■ INSTRUCTIONS FOR THE TASK ■
Count how many lines have the word "page" in them. Reply with that number by itself.

····················

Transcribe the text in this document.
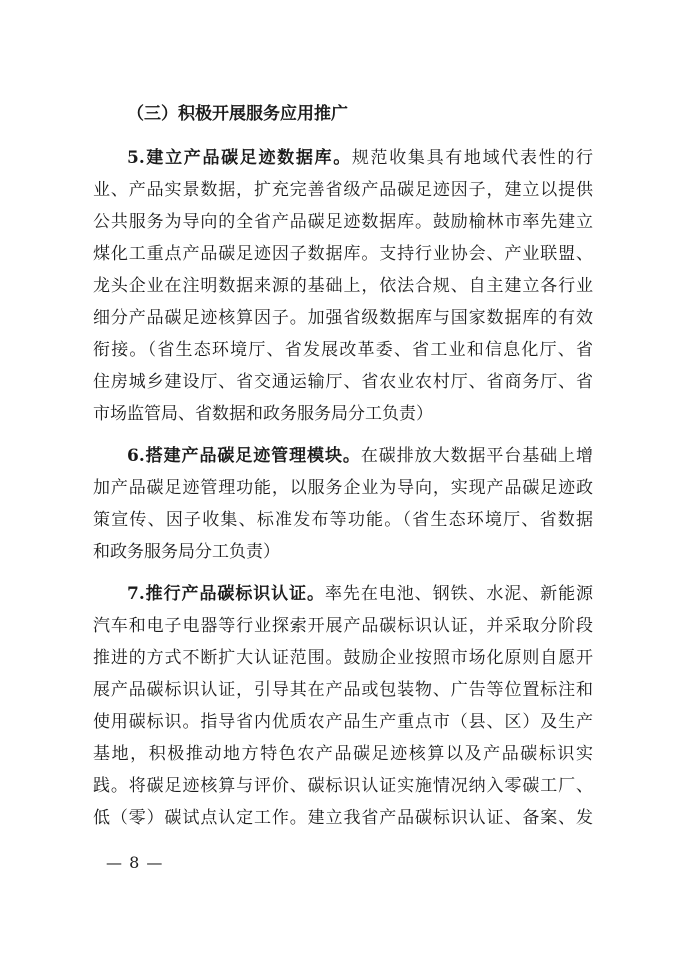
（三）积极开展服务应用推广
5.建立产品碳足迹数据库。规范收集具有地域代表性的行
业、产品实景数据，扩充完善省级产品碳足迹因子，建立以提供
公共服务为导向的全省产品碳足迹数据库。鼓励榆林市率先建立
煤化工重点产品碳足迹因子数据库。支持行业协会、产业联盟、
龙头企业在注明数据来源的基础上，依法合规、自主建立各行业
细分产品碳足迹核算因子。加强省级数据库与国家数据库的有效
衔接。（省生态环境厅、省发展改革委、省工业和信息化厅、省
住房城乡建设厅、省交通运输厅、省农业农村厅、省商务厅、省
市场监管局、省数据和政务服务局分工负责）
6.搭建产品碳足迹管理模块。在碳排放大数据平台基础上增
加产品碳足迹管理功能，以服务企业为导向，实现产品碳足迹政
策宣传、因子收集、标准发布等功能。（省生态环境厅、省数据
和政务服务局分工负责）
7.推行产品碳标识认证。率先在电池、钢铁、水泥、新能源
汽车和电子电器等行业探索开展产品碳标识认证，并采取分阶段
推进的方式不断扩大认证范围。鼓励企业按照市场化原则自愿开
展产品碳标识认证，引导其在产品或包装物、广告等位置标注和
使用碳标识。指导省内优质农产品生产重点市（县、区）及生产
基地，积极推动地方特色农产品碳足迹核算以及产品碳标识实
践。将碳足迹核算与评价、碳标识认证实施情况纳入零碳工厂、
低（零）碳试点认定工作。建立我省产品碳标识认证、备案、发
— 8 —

····················

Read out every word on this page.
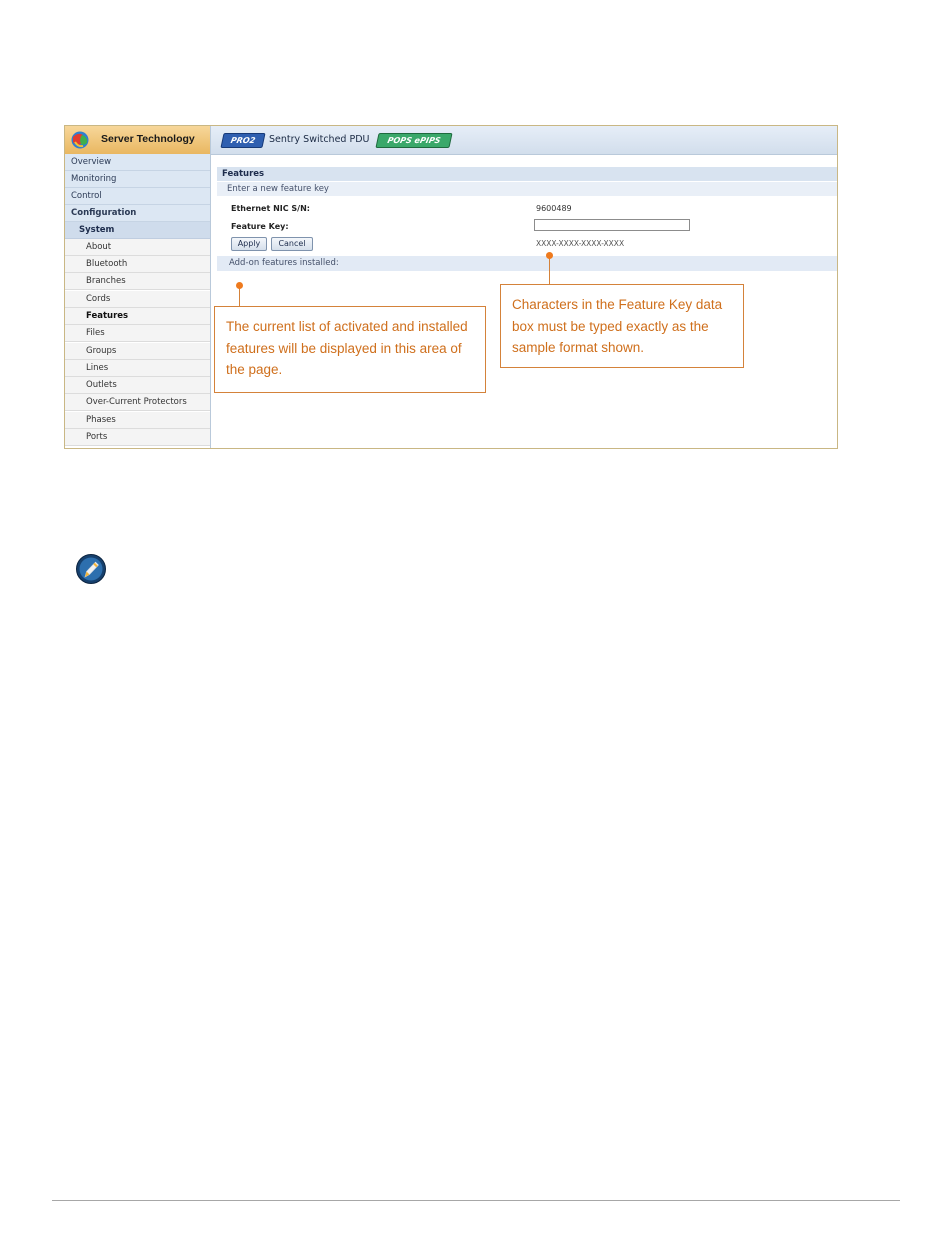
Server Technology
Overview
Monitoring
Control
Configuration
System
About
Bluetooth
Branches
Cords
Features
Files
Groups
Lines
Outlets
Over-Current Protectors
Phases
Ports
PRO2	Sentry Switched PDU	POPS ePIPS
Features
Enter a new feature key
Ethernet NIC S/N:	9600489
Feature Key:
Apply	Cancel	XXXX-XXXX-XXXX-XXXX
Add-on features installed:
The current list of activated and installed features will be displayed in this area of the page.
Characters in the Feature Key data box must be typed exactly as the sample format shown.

····················

■ SOLUTION BELOW ■
2